EXERCISE
Would you copy out the whole listing exactly as given?

┌──

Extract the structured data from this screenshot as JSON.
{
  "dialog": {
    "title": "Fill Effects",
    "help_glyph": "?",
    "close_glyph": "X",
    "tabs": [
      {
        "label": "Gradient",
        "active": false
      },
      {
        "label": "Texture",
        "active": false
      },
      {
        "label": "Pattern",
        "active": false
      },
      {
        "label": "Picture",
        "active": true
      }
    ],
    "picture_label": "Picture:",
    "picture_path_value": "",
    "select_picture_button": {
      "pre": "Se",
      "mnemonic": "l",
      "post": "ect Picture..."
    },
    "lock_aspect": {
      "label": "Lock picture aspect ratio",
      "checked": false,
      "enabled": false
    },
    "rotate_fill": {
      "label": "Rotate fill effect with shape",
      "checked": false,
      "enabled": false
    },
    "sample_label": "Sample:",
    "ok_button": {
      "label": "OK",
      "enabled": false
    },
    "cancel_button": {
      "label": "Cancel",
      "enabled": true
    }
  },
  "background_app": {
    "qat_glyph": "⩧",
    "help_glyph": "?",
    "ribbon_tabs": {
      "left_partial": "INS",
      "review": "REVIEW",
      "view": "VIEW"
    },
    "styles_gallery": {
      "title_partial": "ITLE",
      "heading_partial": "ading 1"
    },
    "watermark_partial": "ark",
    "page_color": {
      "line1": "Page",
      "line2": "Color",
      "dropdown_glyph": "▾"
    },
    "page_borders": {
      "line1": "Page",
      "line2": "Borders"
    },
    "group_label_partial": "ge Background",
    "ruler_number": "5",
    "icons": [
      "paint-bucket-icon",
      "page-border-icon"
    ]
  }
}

└──

OUTPUT BELOW
Extract the structured data from this screenshot as JSON.
{
  "dialog": {
    "title": "Fill Effects",
    "help_glyph": "?",
    "close_glyph": "X",
    "tabs": [
      {
        "label": "Gradient",
        "active": false
      },
      {
        "label": "Texture",
        "active": false
      },
      {
        "label": "Pattern",
        "active": false
      },
      {
        "label": "Picture",
        "active": true
      }
    ],
    "picture_label": "Picture:",
    "picture_path_value": "",
    "select_picture_button": {
      "pre": "Se",
      "mnemonic": "l",
      "post": "ect Picture..."
    },
    "lock_aspect": {
      "label": "Lock picture aspect ratio",
      "checked": false,
      "enabled": false
    },
    "rotate_fill": {
      "label": "Rotate fill effect with shape",
      "checked": false,
      "enabled": false
    },
    "sample_label": "Sample:",
    "ok_button": {
      "label": "OK",
      "enabled": false
    },
    "cancel_button": {
      "label": "Cancel",
      "enabled": true
    }
  },
  "background_app": {
    "qat_glyph": "⩧",
    "help_glyph": "?",
    "ribbon_tabs": {
      "left_partial": "INS",
      "review": "REVIEW",
      "view": "VIEW"
    },
    "styles_gallery": {
      "title_partial": "ITLE",
      "heading_partial": "ading 1"
    },
    "watermark_partial": "ark",
    "page_color": {
      "line1": "Page",
      "line2": "Color",
      "dropdown_glyph": "▾"
    },
    "page_borders": {
      "line1": "Page",
      "line2": "Borders"
    },
    "group_label_partial": "ge Background",
    "ruler_number": "5",
    "icons": [
      "paint-bucket-icon",
      "page-border-icon"
    ]
  }
}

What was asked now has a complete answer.